Stored data entries:

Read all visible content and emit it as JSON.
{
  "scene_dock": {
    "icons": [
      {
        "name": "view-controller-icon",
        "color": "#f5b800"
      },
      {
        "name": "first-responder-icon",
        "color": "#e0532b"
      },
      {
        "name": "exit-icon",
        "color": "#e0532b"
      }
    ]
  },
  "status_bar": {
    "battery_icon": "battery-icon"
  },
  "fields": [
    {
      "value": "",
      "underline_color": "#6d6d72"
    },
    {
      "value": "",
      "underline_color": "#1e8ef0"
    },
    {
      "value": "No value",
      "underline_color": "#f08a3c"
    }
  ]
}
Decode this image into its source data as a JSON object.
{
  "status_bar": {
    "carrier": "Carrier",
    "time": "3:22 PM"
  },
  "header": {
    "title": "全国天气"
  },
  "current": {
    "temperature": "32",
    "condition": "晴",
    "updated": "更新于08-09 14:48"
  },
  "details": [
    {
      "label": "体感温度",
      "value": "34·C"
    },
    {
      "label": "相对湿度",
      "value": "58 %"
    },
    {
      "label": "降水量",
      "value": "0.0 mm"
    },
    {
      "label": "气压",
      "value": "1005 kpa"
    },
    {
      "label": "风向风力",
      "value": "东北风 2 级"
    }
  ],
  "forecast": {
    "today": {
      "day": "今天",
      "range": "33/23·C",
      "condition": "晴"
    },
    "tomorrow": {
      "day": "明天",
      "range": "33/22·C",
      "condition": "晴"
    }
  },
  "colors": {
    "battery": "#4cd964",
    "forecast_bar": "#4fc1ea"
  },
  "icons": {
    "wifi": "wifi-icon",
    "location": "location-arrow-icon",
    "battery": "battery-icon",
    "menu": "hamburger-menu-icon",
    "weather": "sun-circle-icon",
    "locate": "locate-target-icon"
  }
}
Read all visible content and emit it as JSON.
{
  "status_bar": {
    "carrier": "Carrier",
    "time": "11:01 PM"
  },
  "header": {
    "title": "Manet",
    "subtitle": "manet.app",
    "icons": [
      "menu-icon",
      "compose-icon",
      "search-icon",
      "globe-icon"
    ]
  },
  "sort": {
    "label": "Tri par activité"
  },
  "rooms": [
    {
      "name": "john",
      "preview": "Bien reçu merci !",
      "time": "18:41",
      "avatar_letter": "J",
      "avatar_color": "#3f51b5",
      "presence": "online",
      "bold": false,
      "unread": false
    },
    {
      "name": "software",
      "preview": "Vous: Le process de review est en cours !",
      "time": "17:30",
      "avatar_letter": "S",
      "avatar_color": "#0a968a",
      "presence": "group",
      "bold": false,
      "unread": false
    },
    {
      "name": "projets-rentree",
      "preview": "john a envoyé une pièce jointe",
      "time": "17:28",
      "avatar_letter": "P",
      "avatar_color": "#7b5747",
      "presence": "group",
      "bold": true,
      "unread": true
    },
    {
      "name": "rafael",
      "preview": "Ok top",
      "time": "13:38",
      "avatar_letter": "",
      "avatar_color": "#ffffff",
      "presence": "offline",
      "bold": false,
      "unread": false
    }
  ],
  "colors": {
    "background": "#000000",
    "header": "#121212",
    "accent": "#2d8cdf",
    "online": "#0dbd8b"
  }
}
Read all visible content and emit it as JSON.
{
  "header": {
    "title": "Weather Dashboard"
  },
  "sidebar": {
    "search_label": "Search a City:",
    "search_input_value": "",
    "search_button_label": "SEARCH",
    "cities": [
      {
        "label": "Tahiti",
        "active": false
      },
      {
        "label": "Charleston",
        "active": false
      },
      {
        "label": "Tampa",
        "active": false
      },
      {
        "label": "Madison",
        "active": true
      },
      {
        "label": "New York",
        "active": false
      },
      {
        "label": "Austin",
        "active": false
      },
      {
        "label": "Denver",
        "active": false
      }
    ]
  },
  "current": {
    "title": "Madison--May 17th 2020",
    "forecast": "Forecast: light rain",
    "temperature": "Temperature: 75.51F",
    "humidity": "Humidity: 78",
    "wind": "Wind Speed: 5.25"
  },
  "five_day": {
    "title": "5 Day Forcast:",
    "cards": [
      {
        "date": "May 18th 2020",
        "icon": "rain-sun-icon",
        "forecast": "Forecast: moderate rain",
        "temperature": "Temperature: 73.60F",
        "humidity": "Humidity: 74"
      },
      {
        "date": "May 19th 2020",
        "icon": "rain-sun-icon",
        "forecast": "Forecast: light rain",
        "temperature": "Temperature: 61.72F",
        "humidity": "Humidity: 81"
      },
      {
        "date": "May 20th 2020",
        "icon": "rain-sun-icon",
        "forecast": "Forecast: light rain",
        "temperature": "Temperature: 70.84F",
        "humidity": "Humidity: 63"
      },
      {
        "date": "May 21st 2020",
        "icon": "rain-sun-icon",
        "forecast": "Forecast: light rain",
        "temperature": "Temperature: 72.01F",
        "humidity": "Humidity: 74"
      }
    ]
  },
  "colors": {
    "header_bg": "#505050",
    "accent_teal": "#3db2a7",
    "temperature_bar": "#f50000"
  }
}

# Stated exercise
Each line above is to be repeated exactly.

# Result below
Read all visible content and emit it as JSON.
{
  "scene_dock": {
    "icons": [
      {
        "name": "view-controller-icon",
        "color": "#f5b800"
      },
      {
        "name": "first-responder-icon",
        "color": "#e0532b"
      },
      {
        "name": "exit-icon",
        "color": "#e0532b"
      }
    ]
  },
  "status_bar": {
    "battery_icon": "battery-icon"
  },
  "fields": [
    {
      "value": "",
      "underline_color": "#6d6d72"
    },
    {
      "value": "",
      "underline_color": "#1e8ef0"
    },
    {
      "value": "No value",
      "underline_color": "#f08a3c"
    }
  ]
}
Decode this image into its source data as a JSON object.
{
  "status_bar": {
    "carrier": "Carrier",
    "time": "3:22 PM"
  },
  "header": {
    "title": "全国天气"
  },
  "current": {
    "temperature": "32",
    "condition": "晴",
    "updated": "更新于08-09 14:48"
  },
  "details": [
    {
      "label": "体感温度",
      "value": "34·C"
    },
    {
      "label": "相对湿度",
      "value": "58 %"
    },
    {
      "label": "降水量",
      "value": "0.0 mm"
    },
    {
      "label": "气压",
      "value": "1005 kpa"
    },
    {
      "label": "风向风力",
      "value": "东北风 2 级"
    }
  ],
  "forecast": {
    "today": {
      "day": "今天",
      "range": "33/23·C",
      "condition": "晴"
    },
    "tomorrow": {
      "day": "明天",
      "range": "33/22·C",
      "condition": "晴"
    }
  },
  "colors": {
    "battery": "#4cd964",
    "forecast_bar": "#4fc1ea"
  },
  "icons": {
    "wifi": "wifi-icon",
    "location": "location-arrow-icon",
    "battery": "battery-icon",
    "menu": "hamburger-menu-icon",
    "weather": "sun-circle-icon",
    "locate": "locate-target-icon"
  }
}
Read all visible content and emit it as JSON.
{
  "status_bar": {
    "carrier": "Carrier",
    "time": "11:01 PM"
  },
  "header": {
    "title": "Manet",
    "subtitle": "manet.app",
    "icons": [
      "menu-icon",
      "compose-icon",
      "search-icon",
      "globe-icon"
    ]
  },
  "sort": {
    "label": "Tri par activité"
  },
  "rooms": [
    {
      "name": "john",
      "preview": "Bien reçu merci !",
      "time": "18:41",
      "avatar_letter": "J",
      "avatar_color": "#3f51b5",
      "presence": "online",
      "bold": false,
      "unread": false
    },
    {
      "name": "software",
      "preview": "Vous: Le process de review est en cours !",
      "time": "17:30",
      "avatar_letter": "S",
      "avatar_color": "#0a968a",
      "presence": "group",
      "bold": false,
      "unread": false
    },
    {
      "name": "projets-rentree",
      "preview": "john a envoyé une pièce jointe",
      "time": "17:28",
      "avatar_letter": "P",
      "avatar_color": "#7b5747",
      "presence": "group",
      "bold": true,
      "unread": true
    },
    {
      "name": "rafael",
      "preview": "Ok top",
      "time": "13:38",
      "avatar_letter": "",
      "avatar_color": "#ffffff",
      "presence": "offline",
      "bold": false,
      "unread": false
    }
  ],
  "colors": {
    "background": "#000000",
    "header": "#121212",
    "accent": "#2d8cdf",
    "online": "#0dbd8b"
  }
}
Read all visible content and emit it as JSON.
{
  "header": {
    "title": "Weather Dashboard"
  },
  "sidebar": {
    "search_label": "Search a City:",
    "search_input_value": "",
    "search_button_label": "SEARCH",
    "cities": [
      {
        "label": "Tahiti",
        "active": false
      },
      {
        "label": "Charleston",
        "active": false
      },
      {
        "label": "Tampa",
        "active": false
      },
      {
        "label": "Madison",
        "active": true
      },
      {
        "label": "New York",
        "active": false
      },
      {
        "label": "Austin",
        "active": false
      },
      {
        "label": "Denver",
        "active": false
      }
    ]
  },
  "current": {
    "title": "Madison--May 17th 2020",
    "forecast": "Forecast: light rain",
    "temperature": "Temperature: 75.51F",
    "humidity": "Humidity: 78",
    "wind": "Wind Speed: 5.25"
  },
  "five_day": {
    "title": "5 Day Forcast:",
    "cards": [
      {
        "date": "May 18th 2020",
        "icon": "rain-sun-icon",
        "forecast": "Forecast: moderate rain",
        "temperature": "Temperature: 73.60F",
        "humidity": "Humidity: 74"
      },
      {
        "date": "May 19th 2020",
        "icon": "rain-sun-icon",
        "forecast": "Forecast: light rain",
        "temperature": "Temperature: 61.72F",
        "humidity": "Humidity: 81"
      },
      {
        "date": "May 20th 2020",
        "icon": "rain-sun-icon",
        "forecast": "Forecast: light rain",
        "temperature": "Temperature: 70.84F",
        "humidity": "Humidity: 63"
      },
      {
        "date": "May 21st 2020",
        "icon": "rain-sun-icon",
        "forecast": "Forecast: light rain",
        "temperature": "Temperature: 72.01F",
        "humidity": "Humidity: 74"
      }
    ]
  },
  "colors": {
    "header_bg": "#505050",
    "accent_teal": "#3db2a7",
    "temperature_bar": "#f50000"
  }
}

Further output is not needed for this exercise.